La equidad de género en la política mexicana ha transitado por un camino complejo y
desafiante, marcado por luchas históricas de las mujeres por su reconocimiento como
ciudadanas plenas, por su derecho a votar, a ser electas y a participar activamente en
la toma de decisiones que afectan el rumbo del país. Este proceso no solo ha
implicado una transformación legal e institucional, sino también un cambio cultural
profundo que, aunque aún incompleto, ha dado paso a importantes avances en la
inclusión de las mujeres en la vida pública. Sin embargo, los logros alcanzados
conviven con obstáculos persistentes que impiden la consolidación de una igualdad
sustantiva, y que obligan a reflexionar sobre los mecanismos que se requieren para
superar las brechas de género y garantizar una participación política libre, segura y
efectiva para todas las mujeres.
Uno de los logros más significativos en la historia reciente de la política mexicana ha
sido la incorporación del principio de paridad de género en la Constitución y en las
leyes electorales. Esta reforma, resultado de décadas de incidencia de los
movimientos feministas y de la presión de mujeres organizadas en distintos ámbitos,
obliga a los partidos políticos y a las autoridades electorales a garantizar la
postulación de mujeres en igualdad de condiciones con los hombres para cargos de
elección popular. La llamada reforma de “paridad en todo” extendió este principio más
allá de los órganos legislativos, abarcando también los poderes Ejecutivo y Judicial,
los organismos autónomos y los ayuntamientos, lo que representa un hito en la
democratización del acceso al poder en México.
Gracias a este marco normativo, el país ha alcanzado cifras históricas en la
participación política de las mujeres. La integración del Congreso de la Unión con
prácticamente la mitad de sus miembros mujeres, la presencia femenina en los
congresos locales, y la elección de gobernadoras en distintas entidades federativas
son ejemplos claros del impacto de estas medidas. Además, se ha observado un
aumento en la presencia de mujeres en cargos directivos dentro de los partidos
políticos, en secretarías de Estado y en órganos de justicia electoral, lo cual contribuye
a fortalecer la institucionalización de la perspectiva de género en el quehacer público.
A pesar de estos avances cuantitativos, la equidad de género en la política mexicana
sigue enfrentando importantes desafíos. Uno de los más preocupantes es la
persistencia de la violencia política en razón de género, una manifestación específica
de la violencia estructural que busca desalentar, impedir o castigar la participación
activa de las mujeres en la esfera pública. Esta violencia se expresa de múltiples
formas: desde amenazas, difamación y hostigamiento en redes sociales, hasta
agresiones físicas y simbólicas, exclusión deliberada de espacios de decisión y
simulación en el cumplimiento de las normas de paridad. La impunidad con la que
muchas veces se cometen estos actos refuerza un entorno hostil que vulnera los
derechos político-electorales de las mujeres y debilita la calidad democrática del país.
※ ※ ※
• Problema a resolver
Prosigue el texto sobre la equidad de género en la política mexicana a partir de su última oración.

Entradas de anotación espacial
※ ※ ※
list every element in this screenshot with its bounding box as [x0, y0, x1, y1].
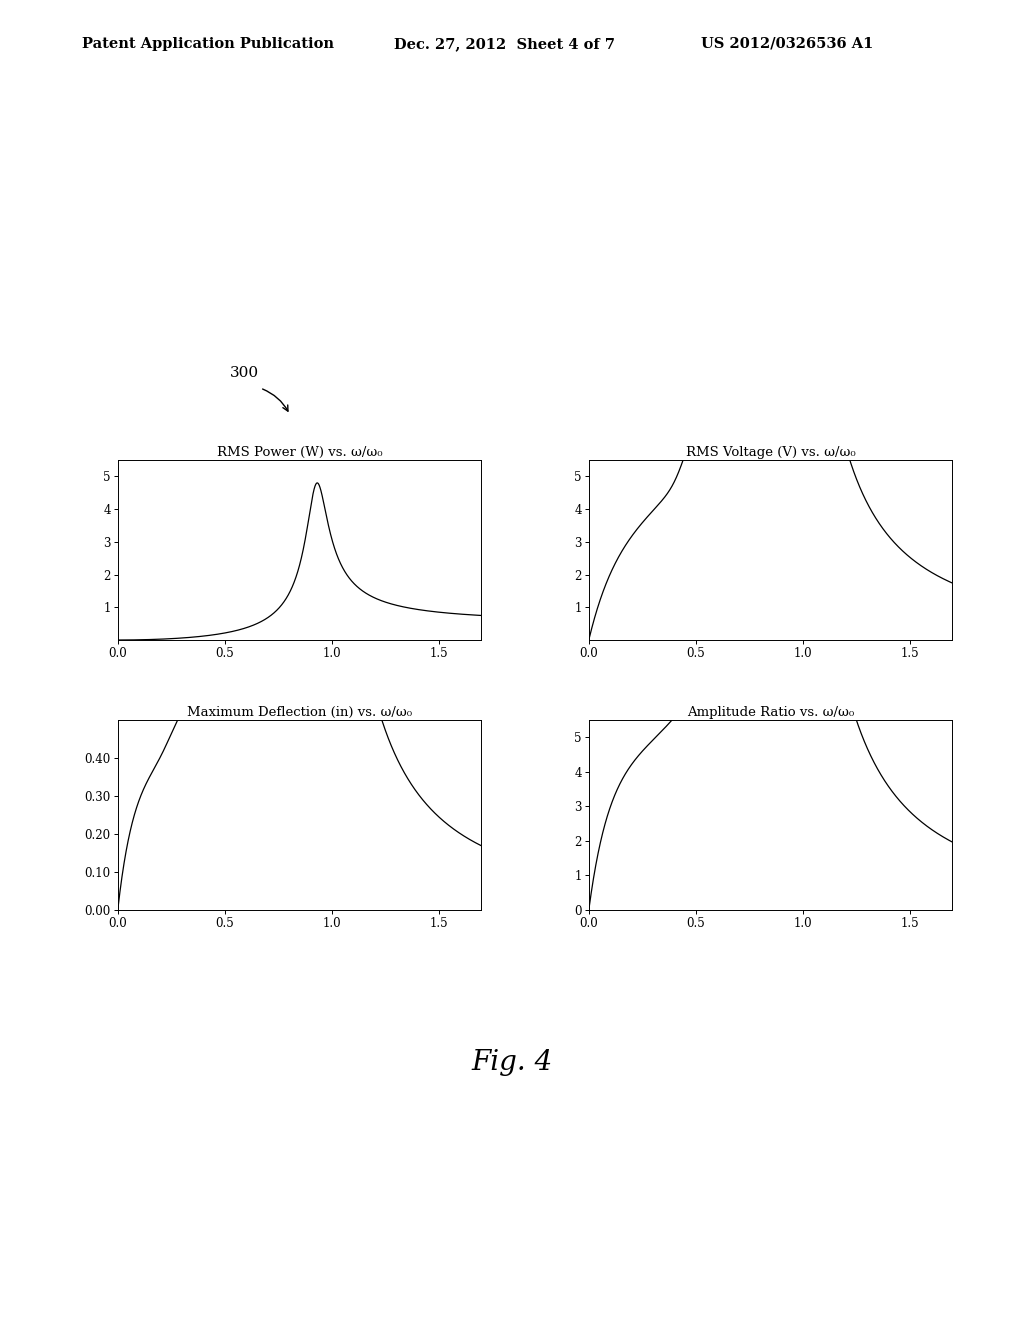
- Text: US 2012/0326536 A1: US 2012/0326536 A1: [701, 37, 873, 51]
- Title: Amplitude Ratio vs. ω/ω₀: Amplitude Ratio vs. ω/ω₀: [687, 706, 854, 719]
- Text: Fig. 4: Fig. 4: [471, 1049, 553, 1076]
- Text: Patent Application Publication: Patent Application Publication: [82, 37, 334, 51]
- Title: RMS Power (W) vs. ω/ω₀: RMS Power (W) vs. ω/ω₀: [217, 446, 382, 459]
- Text: Dec. 27, 2012  Sheet 4 of 7: Dec. 27, 2012 Sheet 4 of 7: [394, 37, 615, 51]
- Title: RMS Voltage (V) vs. ω/ω₀: RMS Voltage (V) vs. ω/ω₀: [686, 446, 855, 459]
- Text: 300: 300: [230, 366, 259, 380]
- Title: Maximum Deflection (in) vs. ω/ω₀: Maximum Deflection (in) vs. ω/ω₀: [187, 706, 412, 719]
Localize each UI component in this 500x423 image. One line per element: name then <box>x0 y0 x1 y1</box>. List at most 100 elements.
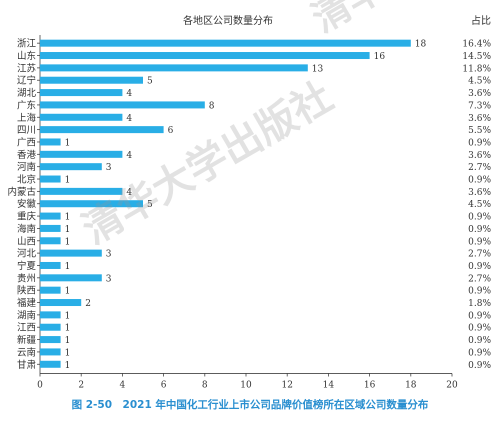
x-tick-label: 14 <box>323 380 335 390</box>
bar <box>40 249 102 257</box>
x-tick-label: 8 <box>202 380 208 390</box>
value-label: 1 <box>65 336 71 346</box>
bar <box>40 200 143 208</box>
percentage-label: 2.7% <box>468 250 491 260</box>
category-label: 湖北 <box>17 88 37 99</box>
category-label: 宁夏 <box>17 260 37 272</box>
x-tick-label: 6 <box>161 380 167 390</box>
x-tick-label: 12 <box>281 380 292 390</box>
bar <box>40 224 61 232</box>
bar <box>40 299 82 307</box>
bar <box>40 89 123 97</box>
pct-header: 占比 <box>471 14 491 27</box>
percentage-label: 0.9% <box>468 287 491 297</box>
bar <box>40 163 102 171</box>
bar <box>40 150 123 158</box>
bar <box>40 212 61 220</box>
bar <box>40 138 61 146</box>
category-label: 安徽 <box>17 198 37 210</box>
category-label: 北京 <box>17 174 36 186</box>
category-label: 新疆 <box>17 334 37 346</box>
value-label: 8 <box>209 101 215 111</box>
percentage-label: 0.9% <box>468 237 491 247</box>
percentage-label: 0.9% <box>468 225 491 235</box>
chart-title: 各地区公司数量分布 <box>183 14 273 27</box>
percentage-label: 0.9% <box>468 213 491 223</box>
percentage-label: 1.8% <box>468 299 491 309</box>
category-label: 福建 <box>17 297 37 309</box>
bar <box>40 126 164 134</box>
x-tick-label: 2 <box>78 380 84 390</box>
percentage-label: 0.9% <box>468 336 491 346</box>
value-label: 13 <box>312 64 324 74</box>
category-label: 浙江 <box>17 38 37 50</box>
bar <box>40 336 61 344</box>
value-label: 2 <box>85 299 91 309</box>
bar <box>40 101 205 109</box>
value-label: 1 <box>65 262 71 272</box>
percentage-label: 11.8% <box>462 64 491 74</box>
value-label: 1 <box>65 176 71 186</box>
category-label: 云南 <box>17 346 36 358</box>
percentage-label: 0.9% <box>468 176 491 186</box>
percentage-label: 4.5% <box>468 200 491 210</box>
percentage-label: 3.6% <box>468 151 491 161</box>
value-label: 16 <box>374 52 386 62</box>
bar <box>40 323 61 331</box>
percentage-label: 7.3% <box>468 101 491 111</box>
category-label: 河北 <box>17 248 37 260</box>
percentage-label: 0.9% <box>468 348 491 358</box>
category-label: 辽宁 <box>17 75 36 87</box>
category-label: 甘肃 <box>17 359 36 371</box>
value-label: 3 <box>106 274 112 284</box>
category-label: 广西 <box>17 136 36 148</box>
value-label: 1 <box>65 287 71 297</box>
bar <box>40 311 61 319</box>
value-label: 1 <box>65 311 71 321</box>
category-label: 陕西 <box>17 285 36 297</box>
value-label: 4 <box>126 151 132 161</box>
percentage-label: 0.9% <box>468 138 491 148</box>
percentage-label: 2.7% <box>468 163 491 173</box>
x-tick-label: 10 <box>240 380 252 390</box>
bar <box>40 175 61 183</box>
category-label: 贵州 <box>17 272 36 284</box>
bar <box>40 261 61 269</box>
category-label: 河南 <box>17 161 36 173</box>
percentage-label: 3.6% <box>468 89 491 99</box>
value-label: 3 <box>106 250 112 260</box>
bar <box>40 187 123 195</box>
category-label: 海南 <box>17 223 36 235</box>
value-label: 5 <box>147 77 153 87</box>
value-label: 1 <box>65 138 71 148</box>
category-label: 广东 <box>17 99 36 111</box>
value-label: 1 <box>65 348 71 358</box>
percentage-label: 0.9% <box>468 361 491 371</box>
category-label: 四川 <box>17 125 36 136</box>
percentage-label: 2.7% <box>468 274 491 284</box>
value-label: 4 <box>126 114 132 124</box>
x-tick-label: 16 <box>364 380 376 390</box>
percentage-label: 14.5% <box>462 52 491 62</box>
category-label: 山东 <box>17 50 36 62</box>
bar <box>40 64 308 72</box>
bar <box>40 76 143 84</box>
bar <box>40 274 102 282</box>
value-label: 6 <box>168 126 174 136</box>
bar <box>40 52 370 60</box>
percentage-label: 3.6% <box>468 114 491 124</box>
x-tick-label: 0 <box>37 380 43 390</box>
category-label: 江苏 <box>17 62 37 74</box>
percentage-label: 0.9% <box>468 262 491 272</box>
category-label: 香港 <box>17 149 37 161</box>
percentage-label: 0.9% <box>468 324 491 334</box>
bar <box>40 237 61 245</box>
value-label: 1 <box>65 361 71 371</box>
bar <box>40 113 123 121</box>
value-label: 1 <box>65 324 71 334</box>
bar <box>40 39 411 47</box>
value-label: 4 <box>126 89 132 99</box>
bar <box>40 348 61 356</box>
value-label: 4 <box>126 188 132 198</box>
percentage-label: 0.9% <box>468 311 491 321</box>
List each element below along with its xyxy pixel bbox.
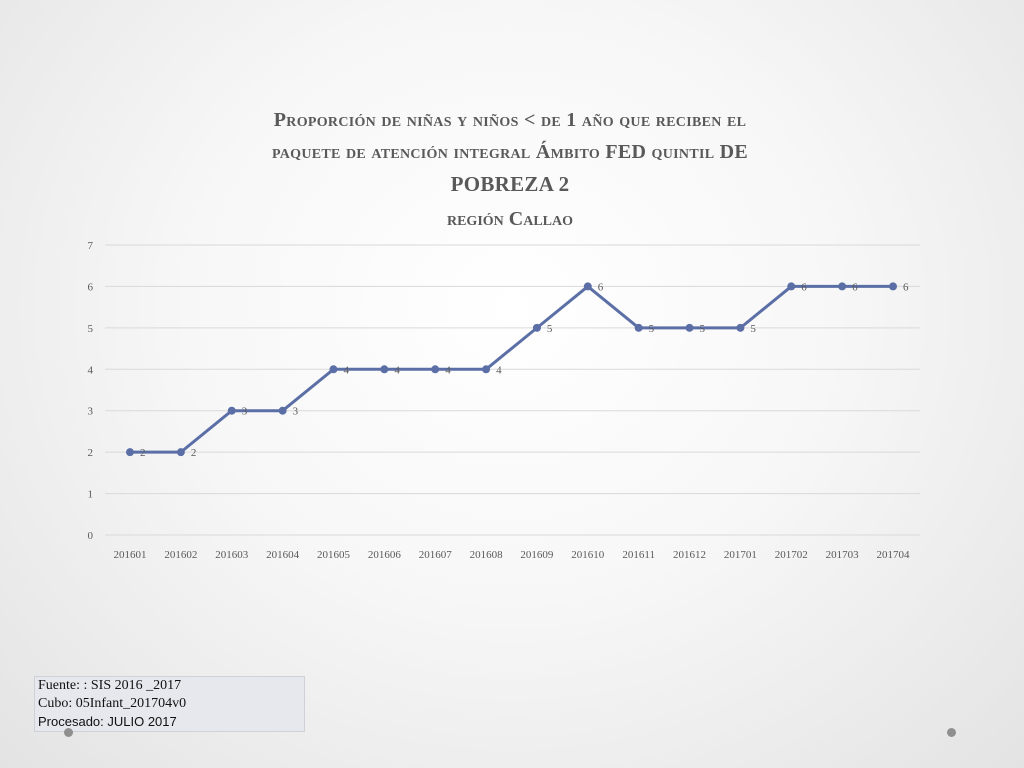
y-tick-label: 5 [88,323,94,335]
data-point [685,323,694,332]
x-tick-label: 201704 [877,549,911,561]
x-tick-label: 201611 [622,549,655,561]
chart-title-line-3: POBREZA 2 [450,172,570,196]
x-tick-label: 201605 [317,549,351,561]
source-line-fuente: Fuente: : SIS 2016 _2017 [38,678,182,693]
data-point [482,365,491,374]
x-tick-label: 201612 [673,549,706,561]
x-tick-label: 201607 [419,549,453,561]
data-point [736,323,745,332]
x-tick-label: 201603 [215,549,249,561]
data-point [838,282,847,291]
data-label: 5 [649,323,655,335]
data-label: 6 [801,281,807,293]
x-tick-label: 201703 [826,549,860,561]
decorative-dot-left [64,728,73,737]
chart-title-line-2: paquete de atención integral Ámbito FED … [271,141,749,163]
data-point [583,282,592,291]
data-point [278,406,287,415]
x-tick-label: 201702 [775,549,808,561]
data-label: 2 [140,447,146,459]
data-point [787,282,796,291]
y-tick-label: 6 [88,281,94,293]
data-label: 4 [394,364,400,376]
y-tick-label: 1 [88,489,94,501]
x-tick-label: 201608 [470,549,504,561]
x-tick-label: 201610 [571,549,605,561]
data-label: 6 [598,281,604,293]
y-tick-label: 0 [88,530,94,542]
data-point [176,448,185,457]
data-label: 4 [445,364,451,376]
data-label: 4 [343,364,349,376]
data-label: 4 [496,364,502,376]
chart-title-line-1: Proporción de niñas y niños < de 1 año q… [273,109,747,131]
data-point [329,365,338,374]
x-tick-label: 201609 [520,549,554,561]
y-tick-label: 7 [88,240,94,252]
data-label: 3 [293,406,299,418]
data-label: 5 [750,323,756,335]
decorative-dot-right [947,728,956,737]
data-point [431,365,440,374]
chart-subtitle: región Callao [446,208,573,230]
y-tick-label: 3 [88,406,94,418]
data-point [126,448,134,457]
y-tick-label: 4 [88,364,94,376]
chart-title: Proporción de niñas y niños < de 1 año q… [150,104,870,234]
x-tick-label: 201701 [724,549,757,561]
data-point [532,323,541,332]
data-point [889,282,897,291]
data-point [634,323,643,332]
x-tick-label: 201604 [266,549,300,561]
data-label: 3 [242,406,248,418]
series-line [130,284,893,454]
data-label: 6 [903,281,909,293]
x-tick-label: 201606 [368,549,402,561]
data-point [227,406,236,415]
data-point [380,365,389,374]
source-line-procesado: Procesado: JULIO 2017 [38,714,177,729]
x-tick-label: 201601 [114,549,147,561]
source-note: Fuente: : SIS 2016 _2017 Cubo: 05Infant_… [34,676,305,732]
data-label: 6 [852,281,858,293]
y-tick-label: 2 [88,447,94,459]
data-label: 5 [547,323,553,335]
data-label: 5 [700,323,706,335]
source-line-cubo: Cubo: 05Infant_201704v0 [38,696,187,711]
data-label: 2 [191,447,197,459]
x-tick-label: 201602 [164,549,197,561]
※ ※ ※
• Resultado obtenido
Otro obstáculo relevante es la desigual distribución de los recursos entre hombres y
mujeres en los procesos electorales. Aunque los partidos están obligados a destinar
un porcentaje de su financiamiento público a la formación política de las mujeres, en
la práctica este presupuesto es insuficiente, mal ejecutado o utilizado de manera
ineficaz. Las mujeres candidatas, especialmente aquellas que no forman parte de las
cúpulas partidistas o que provienen de sectores sociales marginados, enfrentan
mayores dificultades para acceder a financiamiento, capacitación, medios de
comunicación y redes de apoyo. Esta desigualdad en las condiciones de competencia
limita las posibilidades de éxito electoral y perpetúa la concentración del poder
político en manos de los mismos grupos hegemónicos.
Además, muchas mujeres que logran acceder a cargos públicos encuentran
restricciones para ejercer su mandato de manera autónoma. Las estructuras
partidistas y gubernamentales siguen reproduciendo prácticas patriarcales que
deslegitiman las voces femeninas, que excluyen a las mujeres de los espacios
estratégicos de toma de decisiones, o que condicionan su participación a la
subordinación a liderazgos masculinos. Esta dinámica contribuye a la reproducción
de roles tradicionales de género en la política, donde a las mujeres se les asignan
temas considerados “femeninos” o “sociales”, mientras que las áreas clave de poder,
como economía, seguridad o gobernabilidad, siguen dominadas por hombres.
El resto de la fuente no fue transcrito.